**Provided data**

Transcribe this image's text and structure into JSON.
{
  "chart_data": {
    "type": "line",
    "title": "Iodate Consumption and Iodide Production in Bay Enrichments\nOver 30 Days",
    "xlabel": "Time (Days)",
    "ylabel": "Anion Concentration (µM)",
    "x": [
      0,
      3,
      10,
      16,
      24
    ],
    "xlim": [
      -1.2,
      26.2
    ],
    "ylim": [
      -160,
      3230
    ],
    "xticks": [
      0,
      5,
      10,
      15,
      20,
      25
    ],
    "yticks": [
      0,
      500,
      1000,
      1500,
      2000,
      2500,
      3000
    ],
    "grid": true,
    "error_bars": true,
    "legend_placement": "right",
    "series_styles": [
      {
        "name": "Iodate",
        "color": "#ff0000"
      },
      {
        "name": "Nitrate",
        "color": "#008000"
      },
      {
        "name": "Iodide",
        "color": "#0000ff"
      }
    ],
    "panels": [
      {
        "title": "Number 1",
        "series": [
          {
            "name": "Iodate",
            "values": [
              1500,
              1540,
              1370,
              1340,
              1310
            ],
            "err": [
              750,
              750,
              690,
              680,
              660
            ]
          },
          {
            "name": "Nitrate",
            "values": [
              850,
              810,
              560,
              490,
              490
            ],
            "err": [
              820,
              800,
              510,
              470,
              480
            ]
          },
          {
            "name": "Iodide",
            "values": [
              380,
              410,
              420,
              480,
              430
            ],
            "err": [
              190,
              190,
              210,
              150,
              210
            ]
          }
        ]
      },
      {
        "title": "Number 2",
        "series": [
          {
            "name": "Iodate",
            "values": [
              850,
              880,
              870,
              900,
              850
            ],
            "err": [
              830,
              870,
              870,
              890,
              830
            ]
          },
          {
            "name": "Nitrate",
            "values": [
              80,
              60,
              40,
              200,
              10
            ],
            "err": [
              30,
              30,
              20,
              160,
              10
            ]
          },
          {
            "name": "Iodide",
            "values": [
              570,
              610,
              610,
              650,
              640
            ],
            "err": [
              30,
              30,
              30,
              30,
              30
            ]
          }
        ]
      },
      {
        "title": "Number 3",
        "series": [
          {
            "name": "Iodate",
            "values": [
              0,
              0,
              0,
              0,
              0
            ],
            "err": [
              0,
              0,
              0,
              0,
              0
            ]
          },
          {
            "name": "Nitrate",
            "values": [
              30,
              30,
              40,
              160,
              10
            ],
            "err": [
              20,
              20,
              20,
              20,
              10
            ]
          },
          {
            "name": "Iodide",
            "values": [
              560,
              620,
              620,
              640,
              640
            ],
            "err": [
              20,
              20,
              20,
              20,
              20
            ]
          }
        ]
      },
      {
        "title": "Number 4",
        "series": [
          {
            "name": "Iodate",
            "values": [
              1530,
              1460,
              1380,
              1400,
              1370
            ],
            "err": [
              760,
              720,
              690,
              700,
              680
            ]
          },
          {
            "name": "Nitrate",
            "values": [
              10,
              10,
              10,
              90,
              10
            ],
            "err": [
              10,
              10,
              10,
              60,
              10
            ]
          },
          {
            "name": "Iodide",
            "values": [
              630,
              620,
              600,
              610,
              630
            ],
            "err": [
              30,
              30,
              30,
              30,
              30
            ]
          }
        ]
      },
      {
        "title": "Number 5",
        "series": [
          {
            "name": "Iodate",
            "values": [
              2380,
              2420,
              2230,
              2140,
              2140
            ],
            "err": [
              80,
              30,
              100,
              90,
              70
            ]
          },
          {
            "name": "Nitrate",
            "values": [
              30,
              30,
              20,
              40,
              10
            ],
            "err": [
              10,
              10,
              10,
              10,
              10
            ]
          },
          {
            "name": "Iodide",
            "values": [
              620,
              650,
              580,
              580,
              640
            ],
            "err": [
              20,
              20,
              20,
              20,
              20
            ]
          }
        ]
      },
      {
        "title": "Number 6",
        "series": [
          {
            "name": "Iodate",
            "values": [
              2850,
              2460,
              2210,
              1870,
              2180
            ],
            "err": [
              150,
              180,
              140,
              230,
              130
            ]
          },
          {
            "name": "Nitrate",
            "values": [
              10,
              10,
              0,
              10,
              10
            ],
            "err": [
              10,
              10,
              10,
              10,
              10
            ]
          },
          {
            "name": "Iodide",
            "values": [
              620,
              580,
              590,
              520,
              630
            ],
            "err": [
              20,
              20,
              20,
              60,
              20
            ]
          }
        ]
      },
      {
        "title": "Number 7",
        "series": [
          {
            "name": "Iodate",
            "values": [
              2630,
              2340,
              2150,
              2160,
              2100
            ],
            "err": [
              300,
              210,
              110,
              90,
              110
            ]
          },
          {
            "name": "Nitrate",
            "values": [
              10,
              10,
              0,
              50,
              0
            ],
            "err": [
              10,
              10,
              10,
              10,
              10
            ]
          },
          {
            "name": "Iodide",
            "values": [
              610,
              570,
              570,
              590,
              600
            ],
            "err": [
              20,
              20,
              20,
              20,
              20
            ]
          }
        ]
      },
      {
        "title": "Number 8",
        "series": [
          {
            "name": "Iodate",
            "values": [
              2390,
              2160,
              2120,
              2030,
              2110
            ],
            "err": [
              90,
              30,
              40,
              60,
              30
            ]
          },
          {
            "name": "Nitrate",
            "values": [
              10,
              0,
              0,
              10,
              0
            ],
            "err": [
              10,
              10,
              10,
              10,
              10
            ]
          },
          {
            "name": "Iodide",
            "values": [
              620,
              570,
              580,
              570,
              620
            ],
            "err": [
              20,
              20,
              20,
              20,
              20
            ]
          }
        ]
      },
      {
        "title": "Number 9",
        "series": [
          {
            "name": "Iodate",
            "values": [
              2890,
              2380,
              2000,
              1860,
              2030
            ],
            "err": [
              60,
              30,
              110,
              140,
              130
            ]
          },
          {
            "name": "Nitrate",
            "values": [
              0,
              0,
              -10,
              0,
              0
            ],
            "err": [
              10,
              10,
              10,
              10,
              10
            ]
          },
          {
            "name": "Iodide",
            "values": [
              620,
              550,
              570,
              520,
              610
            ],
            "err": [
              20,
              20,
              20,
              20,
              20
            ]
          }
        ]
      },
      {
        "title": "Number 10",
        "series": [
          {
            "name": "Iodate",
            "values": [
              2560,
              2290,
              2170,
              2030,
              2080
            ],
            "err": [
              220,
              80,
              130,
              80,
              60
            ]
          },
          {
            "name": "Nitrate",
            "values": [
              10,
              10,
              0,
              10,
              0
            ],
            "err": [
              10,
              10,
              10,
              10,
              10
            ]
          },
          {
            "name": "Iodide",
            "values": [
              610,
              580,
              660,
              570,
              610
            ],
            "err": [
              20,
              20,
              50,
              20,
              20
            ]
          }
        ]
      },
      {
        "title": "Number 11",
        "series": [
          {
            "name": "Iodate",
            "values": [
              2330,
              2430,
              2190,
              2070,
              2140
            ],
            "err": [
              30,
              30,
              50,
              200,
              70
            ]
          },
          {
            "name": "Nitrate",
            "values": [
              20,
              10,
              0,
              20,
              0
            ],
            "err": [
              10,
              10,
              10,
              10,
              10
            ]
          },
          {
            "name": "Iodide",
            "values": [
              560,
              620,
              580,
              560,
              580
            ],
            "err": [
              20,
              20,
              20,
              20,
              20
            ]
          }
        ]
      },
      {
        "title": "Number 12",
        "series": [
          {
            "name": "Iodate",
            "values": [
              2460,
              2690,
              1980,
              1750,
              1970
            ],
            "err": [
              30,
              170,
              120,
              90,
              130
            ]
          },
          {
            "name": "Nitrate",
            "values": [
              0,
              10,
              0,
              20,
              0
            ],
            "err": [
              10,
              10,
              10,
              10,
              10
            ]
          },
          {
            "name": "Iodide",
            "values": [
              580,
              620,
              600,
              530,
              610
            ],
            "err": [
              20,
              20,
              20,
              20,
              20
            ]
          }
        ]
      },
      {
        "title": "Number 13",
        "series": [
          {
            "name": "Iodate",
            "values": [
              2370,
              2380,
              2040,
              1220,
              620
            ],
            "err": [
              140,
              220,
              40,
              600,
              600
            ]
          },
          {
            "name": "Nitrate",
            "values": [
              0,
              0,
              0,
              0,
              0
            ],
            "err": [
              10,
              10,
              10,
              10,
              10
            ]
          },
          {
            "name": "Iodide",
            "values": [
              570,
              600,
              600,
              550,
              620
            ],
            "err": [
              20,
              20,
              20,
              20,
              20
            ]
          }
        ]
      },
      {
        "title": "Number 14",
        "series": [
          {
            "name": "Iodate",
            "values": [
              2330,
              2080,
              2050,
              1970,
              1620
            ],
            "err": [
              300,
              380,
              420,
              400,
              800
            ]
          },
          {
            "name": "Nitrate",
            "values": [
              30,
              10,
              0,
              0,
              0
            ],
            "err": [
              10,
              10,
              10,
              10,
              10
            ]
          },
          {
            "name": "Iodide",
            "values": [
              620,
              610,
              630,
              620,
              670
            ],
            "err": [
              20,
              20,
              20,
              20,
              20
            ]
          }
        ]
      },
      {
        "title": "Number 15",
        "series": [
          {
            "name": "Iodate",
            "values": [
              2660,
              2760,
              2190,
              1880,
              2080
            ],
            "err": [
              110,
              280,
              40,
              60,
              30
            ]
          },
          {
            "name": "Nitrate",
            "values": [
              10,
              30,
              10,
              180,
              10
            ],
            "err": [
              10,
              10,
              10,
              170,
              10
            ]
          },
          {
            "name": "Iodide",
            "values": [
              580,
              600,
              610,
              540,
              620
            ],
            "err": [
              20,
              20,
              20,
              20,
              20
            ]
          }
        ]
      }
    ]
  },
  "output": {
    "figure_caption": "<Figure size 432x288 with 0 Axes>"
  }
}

**Exercise prompt**
From the data above, copy each line that has the string "color".

**Task answer**
        "color": "#ff0000"
        "color": "#008000"
        "color": "#0000ff"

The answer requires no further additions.